● Job
Where a line contains the word "screenshot", copy that line in full.

● Given data
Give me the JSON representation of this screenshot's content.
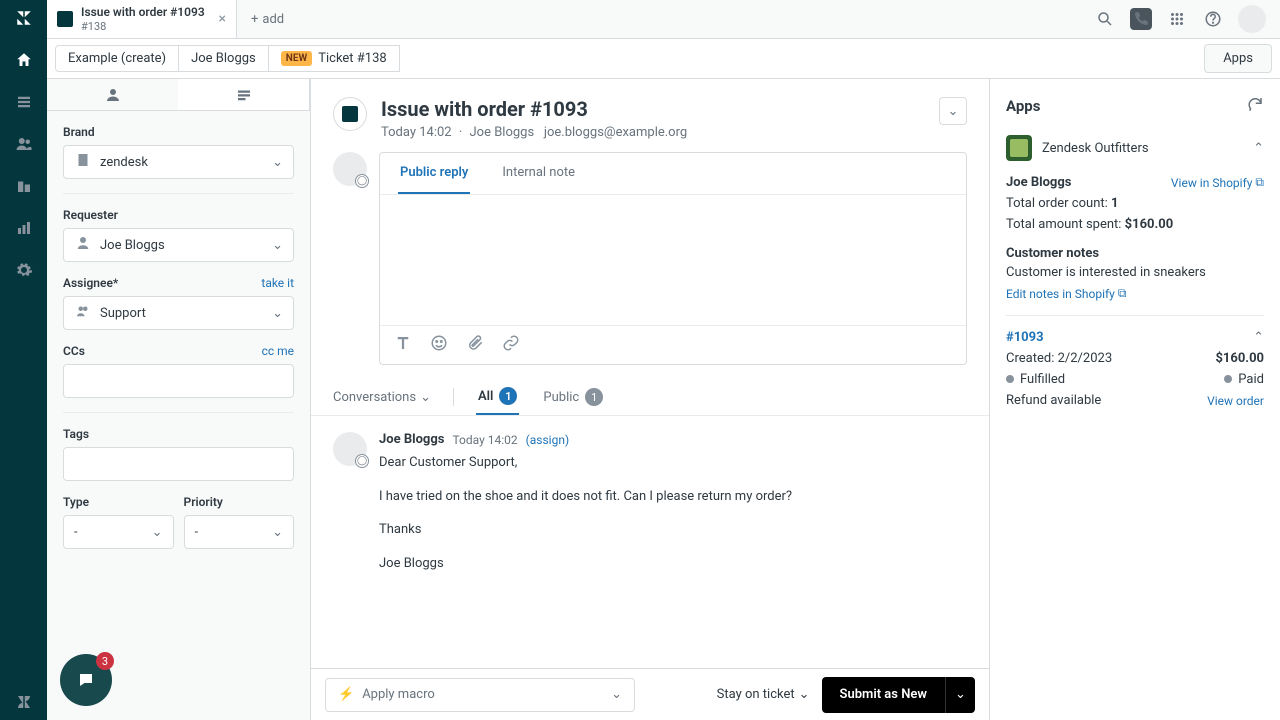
{
  "nav": {
    "chat_badge": "3"
  },
  "tab": {
    "title": "Issue with order #1093",
    "sub": "#138",
    "add": "add"
  },
  "crumbs": {
    "c1": "Example (create)",
    "c2": "Joe Bloggs",
    "pill": "NEW",
    "c3": "Ticket #138",
    "apps": "Apps"
  },
  "left": {
    "brand_lbl": "Brand",
    "brand_val": "zendesk",
    "req_lbl": "Requester",
    "req_val": "Joe Bloggs",
    "assignee_lbl": "Assignee*",
    "take": "take it",
    "assignee_val": "Support",
    "ccs_lbl": "CCs",
    "ccme": "cc me",
    "tags_lbl": "Tags",
    "type_lbl": "Type",
    "type_val": "-",
    "prio_lbl": "Priority",
    "prio_val": "-"
  },
  "ticket": {
    "title": "Issue with order #1093",
    "time": "Today 14:02",
    "sep": "·",
    "requester": "Joe Bloggs",
    "email": "joe.bloggs@example.org"
  },
  "composer": {
    "public": "Public reply",
    "internal": "Internal note"
  },
  "conv": {
    "label": "Conversations",
    "all": "All",
    "all_n": "1",
    "public": "Public",
    "public_n": "1"
  },
  "msg": {
    "author": "Joe Bloggs",
    "time": "Today 14:02",
    "assign": "(assign)",
    "p1": "Dear Customer Support,",
    "p2": "I have tried on the shoe and it does not fit. Can I please return my order?",
    "p3": "Thanks",
    "p4": "Joe Bloggs"
  },
  "footer": {
    "macro": "Apply macro",
    "stay": "Stay on ticket",
    "submit": "Submit as New"
  },
  "apps": {
    "title": "Apps",
    "app_name": "Zendesk Outfitters",
    "cust_name": "Joe Bloggs",
    "view_shopify": "View in Shopify",
    "order_count_lbl": "Total order count: ",
    "order_count": "1",
    "amount_lbl": "Total amount spent: ",
    "amount": "$160.00",
    "notes_h": "Customer notes",
    "notes_v": "Customer is interested in sneakers",
    "edit_notes": "Edit notes in Shopify",
    "order_num": "#1093",
    "created_lbl": "Created: ",
    "created": "2/2/2023",
    "order_total": "$160.00",
    "fulfilled": "Fulfilled",
    "paid": "Paid",
    "refund": "Refund available",
    "view_order": "View order"
  }
}
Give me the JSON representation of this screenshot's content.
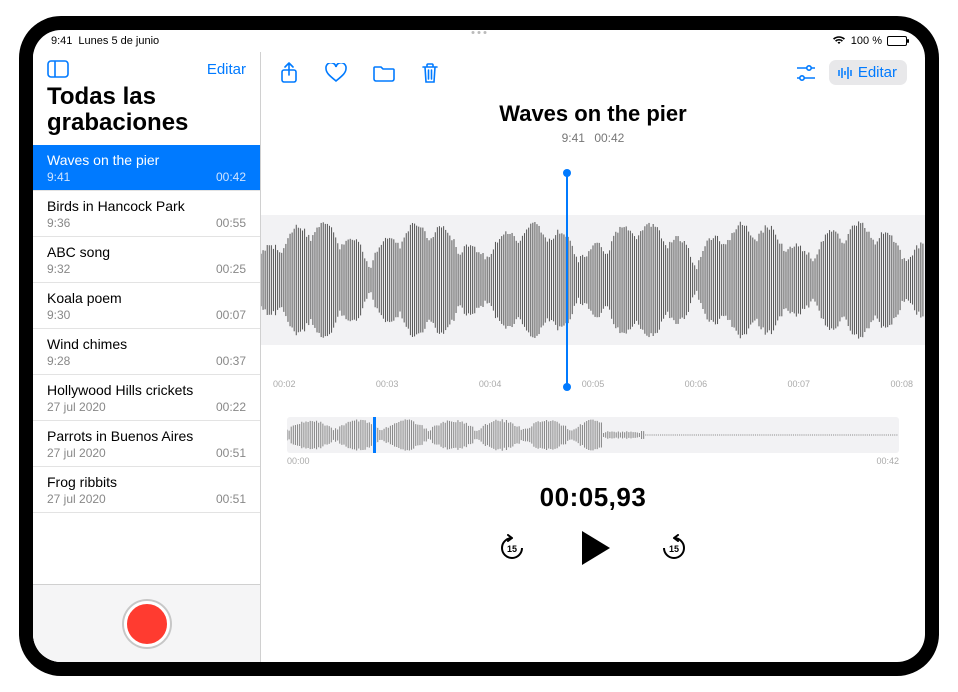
{
  "status": {
    "time": "9:41",
    "date": "Lunes 5 de junio",
    "battery": "100 %"
  },
  "sidebar": {
    "edit_label": "Editar",
    "title": "Todas las grabaciones",
    "recordings": [
      {
        "title": "Waves on the pier",
        "time": "9:41",
        "duration": "00:42",
        "selected": true
      },
      {
        "title": "Birds in Hancock Park",
        "time": "9:36",
        "duration": "00:55"
      },
      {
        "title": "ABC song",
        "time": "9:32",
        "duration": "00:25"
      },
      {
        "title": "Koala poem",
        "time": "9:30",
        "duration": "00:07"
      },
      {
        "title": "Wind chimes",
        "time": "9:28",
        "duration": "00:37"
      },
      {
        "title": "Hollywood Hills crickets",
        "time": "27 jul 2020",
        "duration": "00:22"
      },
      {
        "title": "Parrots in Buenos Aires",
        "time": "27 jul 2020",
        "duration": "00:51"
      },
      {
        "title": "Frog ribbits",
        "time": "27 jul 2020",
        "duration": "00:51"
      }
    ]
  },
  "detail": {
    "toolbar": {
      "edit_label": "Editar"
    },
    "title": "Waves on the pier",
    "sub_time": "9:41",
    "sub_duration": "00:42",
    "ruler_ticks": [
      "00:02",
      "00:03",
      "00:04",
      "00:05",
      "00:06",
      "00:07",
      "00:08"
    ],
    "overview_start": "00:00",
    "overview_end": "00:42",
    "playhead_percent": 46,
    "overview_playhead_percent": 14,
    "big_time": "00:05,93",
    "skip_amount": "15"
  },
  "colors": {
    "accent": "#007aff",
    "record": "#ff3b30"
  }
}
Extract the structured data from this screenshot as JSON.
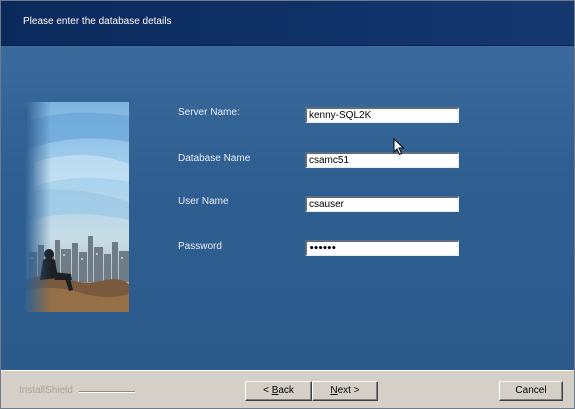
{
  "header": {
    "title": "Please enter the database details"
  },
  "form": {
    "server_name": {
      "label": "Server Name:",
      "value": "kenny-SQL2K"
    },
    "database_name": {
      "label": "Database Name",
      "value": "csamc51"
    },
    "user_name": {
      "label": "User Name",
      "value": "csauser"
    },
    "password": {
      "label": "Password",
      "value": "••••••"
    }
  },
  "footer": {
    "brand": "InstallShield",
    "back_prefix": "< ",
    "back_mnemonic": "B",
    "back_rest": "ack",
    "next_mnemonic": "N",
    "next_rest": "ext >",
    "cancel_label": "Cancel"
  },
  "icons": {
    "side_art": "city-skyline-person-illustration",
    "cursor": "mouse-pointer-icon"
  },
  "colors": {
    "header_bg": "#0f3268",
    "body_bg": "#2f5f91",
    "footer_bg": "#d4d0c8"
  }
}
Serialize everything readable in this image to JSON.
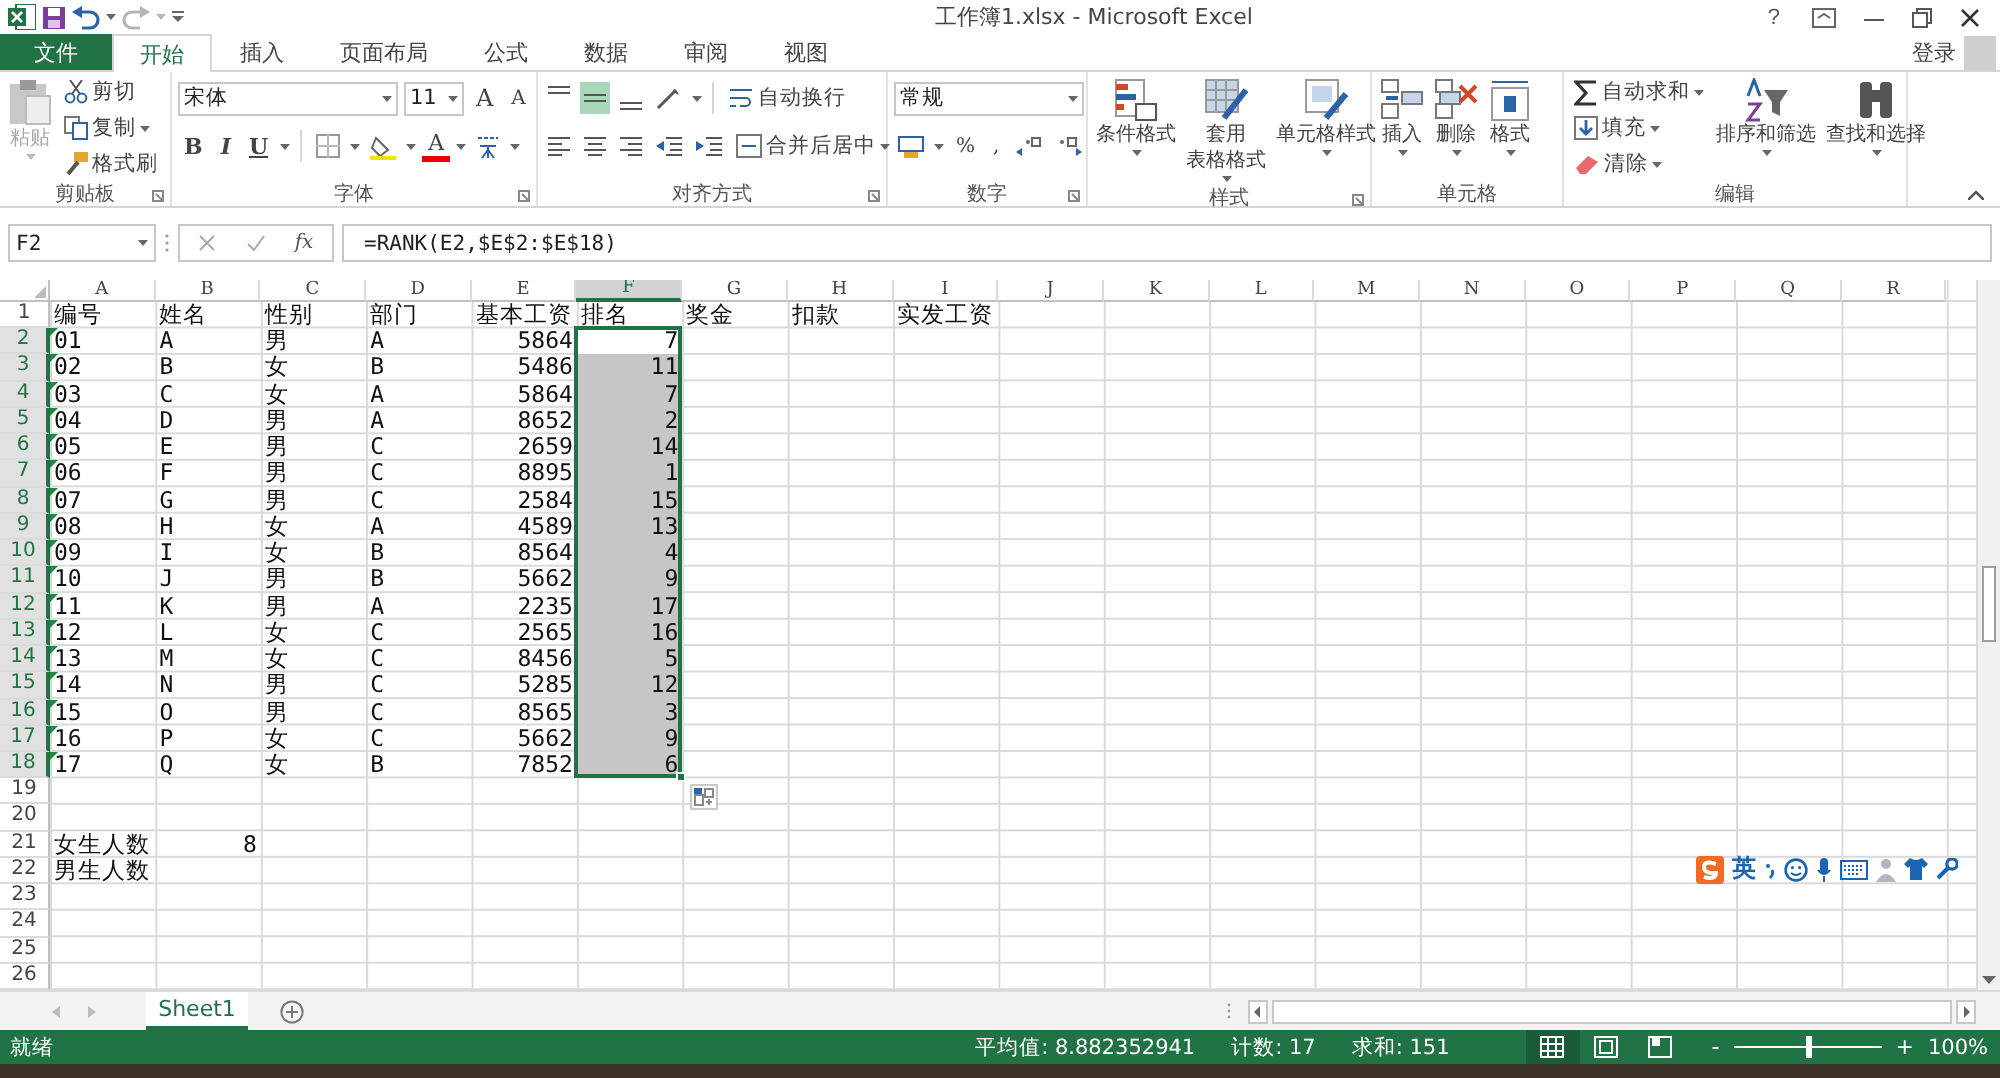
{
  "window": {
    "title": "工作簿1.xlsx - Microsoft Excel",
    "help": "?",
    "sign_in": "登录"
  },
  "tabs": [
    {
      "label": "文件",
      "kind": "file",
      "selected": false
    },
    {
      "label": "开始",
      "kind": "tab",
      "selected": true
    },
    {
      "label": "插入",
      "kind": "tab",
      "selected": false
    },
    {
      "label": "页面布局",
      "kind": "tab",
      "selected": false
    },
    {
      "label": "公式",
      "kind": "tab",
      "selected": false
    },
    {
      "label": "数据",
      "kind": "tab",
      "selected": false
    },
    {
      "label": "审阅",
      "kind": "tab",
      "selected": false
    },
    {
      "label": "视图",
      "kind": "tab",
      "selected": false
    }
  ],
  "ribbon": {
    "clipboard": {
      "label": "剪贴板",
      "paste": {
        "label": "粘贴",
        "disabled": true
      },
      "cut": "剪切",
      "copy": "复制",
      "format_painter": "格式刷"
    },
    "font": {
      "label": "字体",
      "font_name": "宋体",
      "font_size": "11",
      "grow": "A",
      "shrink": "A",
      "bold": "B",
      "italic": "I",
      "underline": "U",
      "font_color": "A"
    },
    "alignment": {
      "label": "对齐方式",
      "vertical_align": [
        {
          "selected": false
        },
        {
          "selected": true
        },
        {
          "selected": false
        }
      ],
      "wrap_text": "自动换行",
      "merge_center": "合并后居中"
    },
    "number": {
      "label": "数字",
      "format": "常规",
      "percent": "%",
      "comma": ","
    },
    "styles": {
      "label": "样式",
      "conditional": "条件格式",
      "table": [
        "套用",
        "表格格式"
      ],
      "cell_styles": "单元格样式"
    },
    "cells": {
      "label": "单元格",
      "insert": "插入",
      "delete": "删除",
      "format": "格式"
    },
    "editing": {
      "label": "编辑",
      "autosum": "自动求和",
      "fill": "填充",
      "clear": "清除",
      "sort_filter": "排序和筛选",
      "find_select": "查找和选择"
    }
  },
  "formula_bar": {
    "name_box": "F2",
    "function_label": "fx",
    "formula": "=RANK(E2,$E$2:$E$18)"
  },
  "sheet": {
    "columns": [
      {
        "label": "A",
        "selected": false
      },
      {
        "label": "B",
        "selected": false
      },
      {
        "label": "C",
        "selected": false
      },
      {
        "label": "D",
        "selected": false
      },
      {
        "label": "E",
        "selected": false
      },
      {
        "label": "F",
        "selected": true
      },
      {
        "label": "G",
        "selected": false
      },
      {
        "label": "H",
        "selected": false
      },
      {
        "label": "I",
        "selected": false
      },
      {
        "label": "J",
        "selected": false
      },
      {
        "label": "K",
        "selected": false
      },
      {
        "label": "L",
        "selected": false
      },
      {
        "label": "M",
        "selected": false
      },
      {
        "label": "N",
        "selected": false
      },
      {
        "label": "O",
        "selected": false
      },
      {
        "label": "P",
        "selected": false
      },
      {
        "label": "Q",
        "selected": false
      },
      {
        "label": "R",
        "selected": false
      }
    ],
    "rows": [
      {
        "label": "1",
        "selected": false,
        "flagged": false,
        "cells": [
          "编号",
          "姓名",
          "性别",
          "部门",
          "基本工资",
          "排名",
          "奖金",
          "扣款",
          "实发工资"
        ]
      },
      {
        "label": "2",
        "selected": true,
        "flagged": true,
        "cells": [
          "01",
          "A",
          "男",
          "A",
          {
            "number": "5864"
          },
          {
            "number": "7",
            "active": true
          }
        ]
      },
      {
        "label": "3",
        "selected": true,
        "flagged": true,
        "cells": [
          "02",
          "B",
          "女",
          "B",
          {
            "number": "5486"
          },
          {
            "number": "11",
            "active": false
          }
        ]
      },
      {
        "label": "4",
        "selected": true,
        "flagged": true,
        "cells": [
          "03",
          "C",
          "女",
          "A",
          {
            "number": "5864"
          },
          {
            "number": "7",
            "active": false
          }
        ]
      },
      {
        "label": "5",
        "selected": true,
        "flagged": true,
        "cells": [
          "04",
          "D",
          "男",
          "A",
          {
            "number": "8652"
          },
          {
            "number": "2",
            "active": false
          }
        ]
      },
      {
        "label": "6",
        "selected": true,
        "flagged": true,
        "cells": [
          "05",
          "E",
          "男",
          "C",
          {
            "number": "2659"
          },
          {
            "number": "14",
            "active": false
          }
        ]
      },
      {
        "label": "7",
        "selected": true,
        "flagged": true,
        "cells": [
          "06",
          "F",
          "男",
          "C",
          {
            "number": "8895"
          },
          {
            "number": "1",
            "active": false
          }
        ]
      },
      {
        "label": "8",
        "selected": true,
        "flagged": true,
        "cells": [
          "07",
          "G",
          "男",
          "C",
          {
            "number": "2584"
          },
          {
            "number": "15",
            "active": false
          }
        ]
      },
      {
        "label": "9",
        "selected": true,
        "flagged": true,
        "cells": [
          "08",
          "H",
          "女",
          "A",
          {
            "number": "4589"
          },
          {
            "number": "13",
            "active": false
          }
        ]
      },
      {
        "label": "10",
        "selected": true,
        "flagged": true,
        "cells": [
          "09",
          "I",
          "女",
          "B",
          {
            "number": "8564"
          },
          {
            "number": "4",
            "active": false
          }
        ]
      },
      {
        "label": "11",
        "selected": true,
        "flagged": true,
        "cells": [
          "10",
          "J",
          "男",
          "B",
          {
            "number": "5662"
          },
          {
            "number": "9",
            "active": false
          }
        ]
      },
      {
        "label": "12",
        "selected": true,
        "flagged": true,
        "cells": [
          "11",
          "K",
          "男",
          "A",
          {
            "number": "2235"
          },
          {
            "number": "17",
            "active": false
          }
        ]
      },
      {
        "label": "13",
        "selected": true,
        "flagged": true,
        "cells": [
          "12",
          "L",
          "女",
          "C",
          {
            "number": "2565"
          },
          {
            "number": "16",
            "active": false
          }
        ]
      },
      {
        "label": "14",
        "selected": true,
        "flagged": true,
        "cells": [
          "13",
          "M",
          "女",
          "C",
          {
            "number": "8456"
          },
          {
            "number": "5",
            "active": false
          }
        ]
      },
      {
        "label": "15",
        "selected": true,
        "flagged": true,
        "cells": [
          "14",
          "N",
          "男",
          "C",
          {
            "number": "5285"
          },
          {
            "number": "12",
            "active": false
          }
        ]
      },
      {
        "label": "16",
        "selected": true,
        "flagged": true,
        "cells": [
          "15",
          "O",
          "男",
          "C",
          {
            "number": "8565"
          },
          {
            "number": "3",
            "active": false
          }
        ]
      },
      {
        "label": "17",
        "selected": true,
        "flagged": true,
        "cells": [
          "16",
          "P",
          "女",
          "C",
          {
            "number": "5662"
          },
          {
            "number": "9",
            "active": false
          }
        ]
      },
      {
        "label": "18",
        "selected": true,
        "flagged": true,
        "cells": [
          "17",
          "Q",
          "女",
          "B",
          {
            "number": "7852"
          },
          {
            "number": "6",
            "active": false
          }
        ]
      },
      {
        "label": "19",
        "selected": false,
        "flagged": false,
        "cells": []
      },
      {
        "label": "20",
        "selected": false,
        "flagged": false,
        "cells": []
      },
      {
        "label": "21",
        "selected": false,
        "flagged": false,
        "cells": [
          "女生人数",
          {
            "number": "8"
          }
        ]
      },
      {
        "label": "22",
        "selected": false,
        "flagged": false,
        "cells": [
          "男生人数"
        ]
      },
      {
        "label": "23",
        "selected": false,
        "flagged": false,
        "cells": []
      },
      {
        "label": "24",
        "selected": false,
        "flagged": false,
        "cells": []
      },
      {
        "label": "25",
        "selected": false,
        "flagged": false,
        "cells": []
      },
      {
        "label": "26",
        "selected": false,
        "flagged": false,
        "cells": []
      }
    ]
  },
  "sheet_tabs": [
    {
      "label": "Sheet1",
      "selected": true
    }
  ],
  "ime_toolbar": {
    "mode": "英"
  },
  "status_bar": {
    "status": "就绪",
    "average": "平均值: 8.882352941",
    "count": "计数: 17",
    "sum": "求和: 151",
    "views": [
      {
        "selected": true
      },
      {
        "selected": false
      },
      {
        "selected": false
      }
    ],
    "zoom": {
      "minus": "-",
      "plus": "+",
      "level": 0.5,
      "reading": "100%"
    }
  }
}
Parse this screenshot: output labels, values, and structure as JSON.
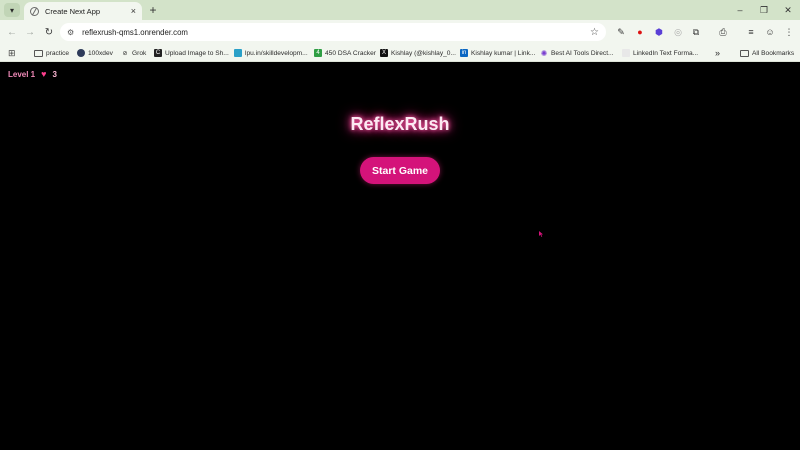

● Task answer
Give me the JSON representation of this screenshot's content.
Give me the JSON representation of this screenshot's content.
Extract the structured data from this screenshot as JSON.
Parse this screenshot: output labels, values, and structure as JSON.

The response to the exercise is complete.